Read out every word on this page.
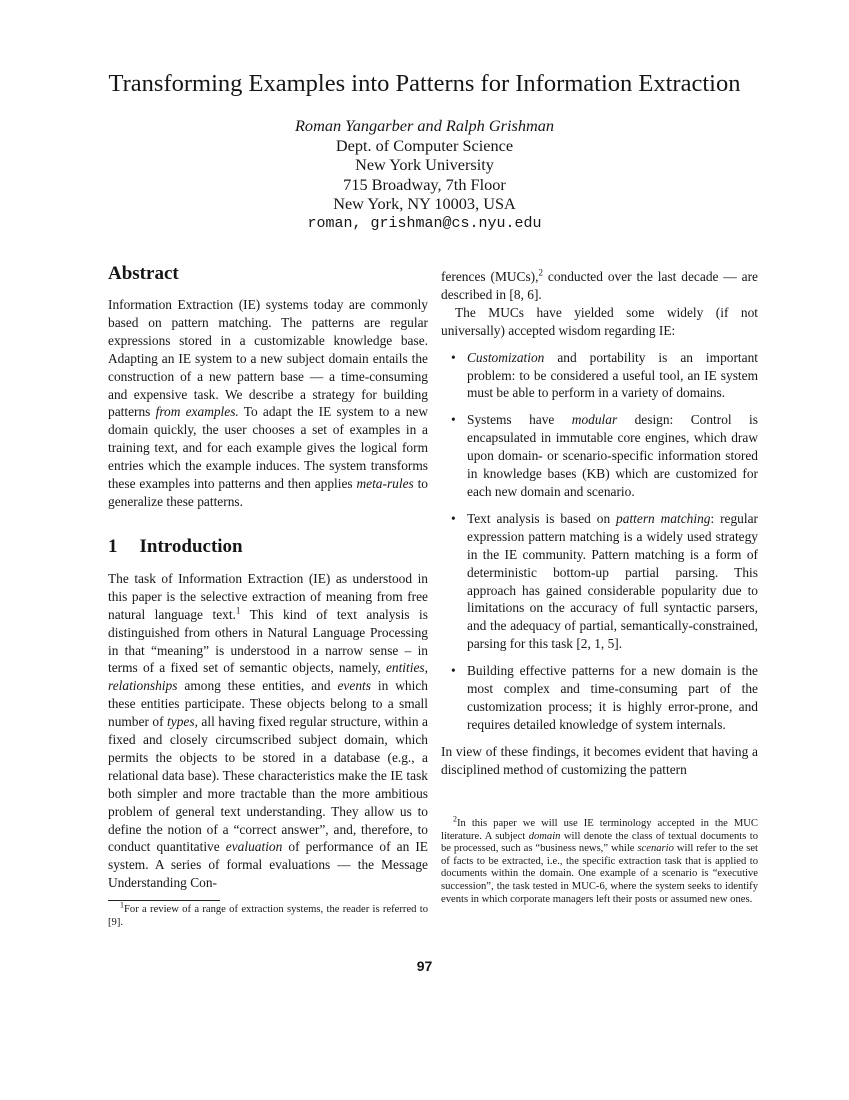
Transforming Examples into Patterns for Information Extraction
Roman Yangarber and Ralph Grishman
Dept. of Computer Science
New York University
715 Broadway, 7th Floor
New York, NY 10003, USA
roman, grishman@cs.nyu.edu
Abstract

Information Extraction (IE) systems today are commonly based on pattern matching. The patterns are regular expressions stored in a customizable knowledge base. Adapting an IE system to a new subject domain entails the construction of a new pattern base — a time-consuming and expensive task. We describe a strategy for building patterns from examples. To adapt the IE system to a new domain quickly, the user chooses a set of examples in a training text, and for each example gives the logical form entries which the example induces. The system transforms these examples into patterns and then applies meta-rules to generalize these patterns.

1 Introduction

The task of Information Extraction (IE) as understood in this paper is the selective extraction of meaning from free natural language text.$^1$ This kind of text analysis is distinguished from others in Natural Language Processing in that “meaning” is understood in a narrow sense – in terms of a fixed set of semantic objects, namely, entities, relationships among these entities, and events in which these entities participate. These objects belong to a small number of types, all having fixed regular structure, within a fixed and closely circumscribed subject domain, which permits the objects to be stored in a database (e.g., a relational data base). These characteristics make the IE task both simpler and more tractable than the more ambitious problem of general text understanding. They allow us to define the notion of a “correct answer”, and, therefore, to conduct quantitative evaluation of performance of an IE system. A series of formal evaluations — the Message Understanding Con-

$^1$For a review of a range of extraction systems, the reader is referred to [9].

ferences (MUCs),$^2$ conducted over the last decade — are described in [8, 6].

The MUCs have yielded some widely (if not universally) accepted wisdom regarding IE:

• Customization and portability is an important problem: to be considered a useful tool, an IE system must be able to perform in a variety of domains.
• Systems have modular design: Control is encapsulated in immutable core engines, which draw upon domain- or scenario-specific information stored in knowledge bases (KB) which are customized for each new domain and scenario.
• Text analysis is based on pattern matching: regular expression pattern matching is a widely used strategy in the IE community. Pattern matching is a form of deterministic bottom-up partial parsing. This approach has gained considerable popularity due to limitations on the accuracy of full syntactic parsers, and the adequacy of partial, semantically-constrained, parsing for this task [2, 1, 5].
• Building effective patterns for a new domain is the most complex and time-consuming part of the customization process; it is highly error-prone, and requires detailed knowledge of system internals.

In view of these findings, it becomes evident that having a disciplined method of customizing the pattern

$^2$In this paper we will use IE terminology accepted in the MUC literature. A subject domain will denote the class of textual documents to be processed, such as “business news,” while scenario will refer to the set of facts to be extracted, i.e., the specific extraction task that is applied to documents within the domain. One example of a scenario is “executive succession”, the task tested in MUC-6, where the system seeks to identify events in which corporate managers left their posts or assumed new ones.

97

WHAT IS REQUIRED:
Return all the entries word for word, but omit any pictures they contain.

RESULT OF THE TASK:
Read out every word on this page.
Transforming Examples into Patterns for Information Extraction
Roman Yangarber and Ralph Grishman
Dept. of Computer Science
New York University
715 Broadway, 7th Floor
New York, NY 10003, USA
roman, grishman@cs.nyu.edu
Abstract

Information Extraction (IE) systems today are commonly based on pattern matching. The patterns are regular expressions stored in a customizable knowledge base. Adapting an IE system to a new subject domain entails the construction of a new pattern base — a time-consuming and expensive task. We describe a strategy for building patterns from examples. To adapt the IE system to a new domain quickly, the user chooses a set of examples in a training text, and for each example gives the logical form entries which the example induces. The system transforms these examples into patterns and then applies meta-rules to generalize these patterns.

1 Introduction

The task of Information Extraction (IE) as understood in this paper is the selective extraction of meaning from free natural language text.$^1$ This kind of text analysis is distinguished from others in Natural Language Processing in that “meaning” is understood in a narrow sense – in terms of a fixed set of semantic objects, namely, entities, relationships among these entities, and events in which these entities participate. These objects belong to a small number of types, all having fixed regular structure, within a fixed and closely circumscribed subject domain, which permits the objects to be stored in a database (e.g., a relational data base). These characteristics make the IE task both simpler and more tractable than the more ambitious problem of general text understanding. They allow us to define the notion of a “correct answer”, and, therefore, to conduct quantitative evaluation of performance of an IE system. A series of formal evaluations — the Message Understanding Con-

$^1$For a review of a range of extraction systems, the reader is referred to [9].

ferences (MUCs),$^2$ conducted over the last decade — are described in [8, 6].

The MUCs have yielded some widely (if not universally) accepted wisdom regarding IE:

• Customization and portability is an important problem: to be considered a useful tool, an IE system must be able to perform in a variety of domains.
• Systems have modular design: Control is encapsulated in immutable core engines, which draw upon domain- or scenario-specific information stored in knowledge bases (KB) which are customized for each new domain and scenario.
• Text analysis is based on pattern matching: regular expression pattern matching is a widely used strategy in the IE community. Pattern matching is a form of deterministic bottom-up partial parsing. This approach has gained considerable popularity due to limitations on the accuracy of full syntactic parsers, and the adequacy of partial, semantically-constrained, parsing for this task [2, 1, 5].
• Building effective patterns for a new domain is the most complex and time-consuming part of the customization process; it is highly error-prone, and requires detailed knowledge of system internals.

In view of these findings, it becomes evident that having a disciplined method of customizing the pattern

$^2$In this paper we will use IE terminology accepted in the MUC literature. A subject domain will denote the class of textual documents to be processed, such as “business news,” while scenario will refer to the set of facts to be extracted, i.e., the specific extraction task that is applied to documents within the domain. One example of a scenario is “executive succession”, the task tested in MUC-6, where the system seeks to identify events in which corporate managers left their posts or assumed new ones.

97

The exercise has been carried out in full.